======== Passage du texte
Pour autant, le risque de tomber sur un patron indélicat existe. La solution aurait été à mon sens de faire valider cet accord par les représentants de la branche. Nous aurions évité à mon sens les problèmes et les logiques de dumping social de certains patrons.La solution choisie par le Gouvernement ne me semble pas à la hauteur de l’enjeu.Je regrette évidemment l’usage du 49-3, entre autre pour ce point. Nous avions d’ailleurs déposé des amendements dans ce sens. Je précise que le droit du travail reste le socle minimum et qu’aucun accord ne peut lui être opposé.
Autre précision car certaines interpellations n’étaient pas claires : le temps de travail n’est pas concerné par cette loi mais il s’agit de la rémunération des heures supplémentaires et des accords d’annualisation, ce qui n’est pas la durée légale du travail.
Sur les motifs de licenciement : je cite certains messages types reçus : « La réforme des licenciements économiques, qui permet à une entreprise de licencier sans réels problèmes économiques, va légaliser les licenciements boursiers », ou « une entreprise peut faire un plan social sans avoir de difficultés économiques». Le texte précise au contraire, selon la taille de l’entreprise, les difficultés et la durée au bout de laquelle les entreprises peuvent procéder à des licenciements économiques. De plus, l’amendement adopté du rapporteur (nous avions le même), oblige à prendre en compte la situation entière d’un groupe international et pas seulement sa branche française. Je pense que dans ce cas, il s’agit d’un progrès. Je ne vois donc pas en quoi cet article 30, le seul qui parle de licenciement, est de nature à légaliser les licenciements boursiers ?
Je remarque également que les aspects positifs de la loi sont passés sous silence. Pourtant, il en existe, comme le compte personnel d’activité qui a été considérablement remanié sous l’influence de différents partenaires. La garantie jeune; le droit à la déconnexion dans le cadre du télétravail et le renforcement de la lutte contre le travail détaché. Enfin les toutes petites entreprises auront un accompagnement particulier. Cela reste très modeste mais on ne peut en effet pas mettre sur le même plan un artisan où c’est souvent son épouse qui fait la comptabilité et qui gère le personnel, avec un grand groupe bardé d’avocats.
================
> **Énoncé écrit 1**
Recopiez le passage du texte en commençant par « Autre précision car » et en allant jusqu'à « légale du travail. », en remplaçant « rémunération » par « majoration ».
> **Énoncé écrit 2**
Selon le passage du texte, quel est le seul article qui parle de licenciement ?
Le listing ci-dessous n'a aucun rapport avec le passage du texte.
======== Données extraites
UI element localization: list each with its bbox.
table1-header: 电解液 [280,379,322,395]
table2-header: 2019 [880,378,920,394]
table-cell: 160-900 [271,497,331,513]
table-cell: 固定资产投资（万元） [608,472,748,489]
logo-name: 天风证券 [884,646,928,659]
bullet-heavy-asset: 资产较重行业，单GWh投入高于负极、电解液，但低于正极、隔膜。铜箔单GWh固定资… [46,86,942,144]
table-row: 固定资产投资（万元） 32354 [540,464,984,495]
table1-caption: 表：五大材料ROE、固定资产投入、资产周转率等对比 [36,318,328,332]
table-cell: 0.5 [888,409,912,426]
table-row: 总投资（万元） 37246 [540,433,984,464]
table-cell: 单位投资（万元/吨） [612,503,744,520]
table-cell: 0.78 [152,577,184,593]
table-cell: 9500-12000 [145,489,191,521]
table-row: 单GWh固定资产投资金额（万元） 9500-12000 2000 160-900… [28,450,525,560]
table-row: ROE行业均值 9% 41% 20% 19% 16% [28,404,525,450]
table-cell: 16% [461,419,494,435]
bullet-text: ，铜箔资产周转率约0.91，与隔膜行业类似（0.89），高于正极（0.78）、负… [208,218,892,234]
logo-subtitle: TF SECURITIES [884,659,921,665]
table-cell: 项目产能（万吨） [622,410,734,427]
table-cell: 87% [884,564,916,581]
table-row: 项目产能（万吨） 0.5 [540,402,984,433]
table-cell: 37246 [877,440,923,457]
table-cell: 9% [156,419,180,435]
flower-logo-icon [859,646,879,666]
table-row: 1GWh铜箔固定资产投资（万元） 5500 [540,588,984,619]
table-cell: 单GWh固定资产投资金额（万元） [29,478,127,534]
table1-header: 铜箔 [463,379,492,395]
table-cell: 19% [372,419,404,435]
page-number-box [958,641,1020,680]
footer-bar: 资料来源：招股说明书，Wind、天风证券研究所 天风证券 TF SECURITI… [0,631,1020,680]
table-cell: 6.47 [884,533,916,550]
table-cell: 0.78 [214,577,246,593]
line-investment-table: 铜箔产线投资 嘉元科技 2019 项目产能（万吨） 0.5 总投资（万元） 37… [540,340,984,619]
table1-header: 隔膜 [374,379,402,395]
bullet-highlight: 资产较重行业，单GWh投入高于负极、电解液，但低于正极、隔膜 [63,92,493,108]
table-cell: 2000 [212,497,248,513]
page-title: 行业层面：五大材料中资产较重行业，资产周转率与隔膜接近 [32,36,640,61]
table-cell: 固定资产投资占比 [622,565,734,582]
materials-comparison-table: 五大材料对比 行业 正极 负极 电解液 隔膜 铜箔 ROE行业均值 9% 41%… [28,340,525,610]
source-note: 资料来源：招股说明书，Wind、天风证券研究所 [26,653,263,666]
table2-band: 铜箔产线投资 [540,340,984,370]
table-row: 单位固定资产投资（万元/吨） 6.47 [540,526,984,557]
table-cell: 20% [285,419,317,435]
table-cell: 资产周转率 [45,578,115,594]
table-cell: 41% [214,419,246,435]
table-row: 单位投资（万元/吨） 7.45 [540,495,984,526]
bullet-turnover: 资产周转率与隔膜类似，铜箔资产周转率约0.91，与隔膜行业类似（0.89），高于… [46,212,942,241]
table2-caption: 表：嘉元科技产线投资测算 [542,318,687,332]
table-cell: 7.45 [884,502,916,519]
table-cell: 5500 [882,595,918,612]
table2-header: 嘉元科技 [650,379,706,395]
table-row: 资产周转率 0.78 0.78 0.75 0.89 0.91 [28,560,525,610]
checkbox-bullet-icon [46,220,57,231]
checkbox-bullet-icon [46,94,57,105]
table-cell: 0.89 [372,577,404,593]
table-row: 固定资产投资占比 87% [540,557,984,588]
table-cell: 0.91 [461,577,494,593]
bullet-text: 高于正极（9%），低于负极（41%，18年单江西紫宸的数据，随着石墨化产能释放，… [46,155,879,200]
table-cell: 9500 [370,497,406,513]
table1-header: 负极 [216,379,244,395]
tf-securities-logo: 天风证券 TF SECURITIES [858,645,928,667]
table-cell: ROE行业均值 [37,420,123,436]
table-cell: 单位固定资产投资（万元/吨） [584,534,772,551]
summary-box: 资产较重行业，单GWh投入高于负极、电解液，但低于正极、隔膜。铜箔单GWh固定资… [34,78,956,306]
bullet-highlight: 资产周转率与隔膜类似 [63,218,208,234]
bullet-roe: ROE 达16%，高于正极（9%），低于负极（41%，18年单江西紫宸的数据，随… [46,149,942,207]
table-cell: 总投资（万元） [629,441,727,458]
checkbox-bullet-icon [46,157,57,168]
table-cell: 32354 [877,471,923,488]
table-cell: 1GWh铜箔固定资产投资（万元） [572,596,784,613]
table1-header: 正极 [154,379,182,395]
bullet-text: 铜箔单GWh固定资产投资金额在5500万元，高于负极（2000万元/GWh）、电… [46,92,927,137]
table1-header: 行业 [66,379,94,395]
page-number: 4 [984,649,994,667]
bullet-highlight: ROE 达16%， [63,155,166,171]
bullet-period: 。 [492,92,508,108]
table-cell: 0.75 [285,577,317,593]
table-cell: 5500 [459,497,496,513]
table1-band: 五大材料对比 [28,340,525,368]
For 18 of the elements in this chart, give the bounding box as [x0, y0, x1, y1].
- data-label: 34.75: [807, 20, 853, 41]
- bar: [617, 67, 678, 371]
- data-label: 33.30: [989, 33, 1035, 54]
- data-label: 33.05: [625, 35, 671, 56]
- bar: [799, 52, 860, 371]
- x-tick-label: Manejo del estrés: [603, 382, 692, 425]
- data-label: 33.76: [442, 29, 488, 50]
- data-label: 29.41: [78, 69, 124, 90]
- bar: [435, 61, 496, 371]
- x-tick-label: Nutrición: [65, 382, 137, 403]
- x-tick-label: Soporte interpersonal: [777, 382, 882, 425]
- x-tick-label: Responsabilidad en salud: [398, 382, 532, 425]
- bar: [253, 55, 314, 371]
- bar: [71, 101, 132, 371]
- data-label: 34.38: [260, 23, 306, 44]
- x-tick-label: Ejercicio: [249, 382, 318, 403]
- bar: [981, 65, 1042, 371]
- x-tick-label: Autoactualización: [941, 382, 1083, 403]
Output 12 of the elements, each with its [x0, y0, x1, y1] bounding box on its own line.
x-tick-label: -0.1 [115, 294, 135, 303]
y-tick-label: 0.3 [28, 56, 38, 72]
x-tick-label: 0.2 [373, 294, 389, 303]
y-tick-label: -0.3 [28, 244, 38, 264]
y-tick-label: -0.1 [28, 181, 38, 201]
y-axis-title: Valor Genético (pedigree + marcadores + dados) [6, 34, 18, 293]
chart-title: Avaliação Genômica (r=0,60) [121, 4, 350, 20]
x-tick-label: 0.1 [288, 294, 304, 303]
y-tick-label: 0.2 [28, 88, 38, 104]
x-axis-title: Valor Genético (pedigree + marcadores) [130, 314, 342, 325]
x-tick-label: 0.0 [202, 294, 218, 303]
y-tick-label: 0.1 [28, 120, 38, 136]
================
> **Réponse attendue 1**
Autre précision car certaines interpellations n’étaient pas claires : le temps de travail n’est pas concerné par cette loi mais il s’agit de la majoration des heures supplémentaires et des accords d’annualisation, ce qui n’est pas la durée légale du travail.

> **Réponse attendue 2**
L'article 30.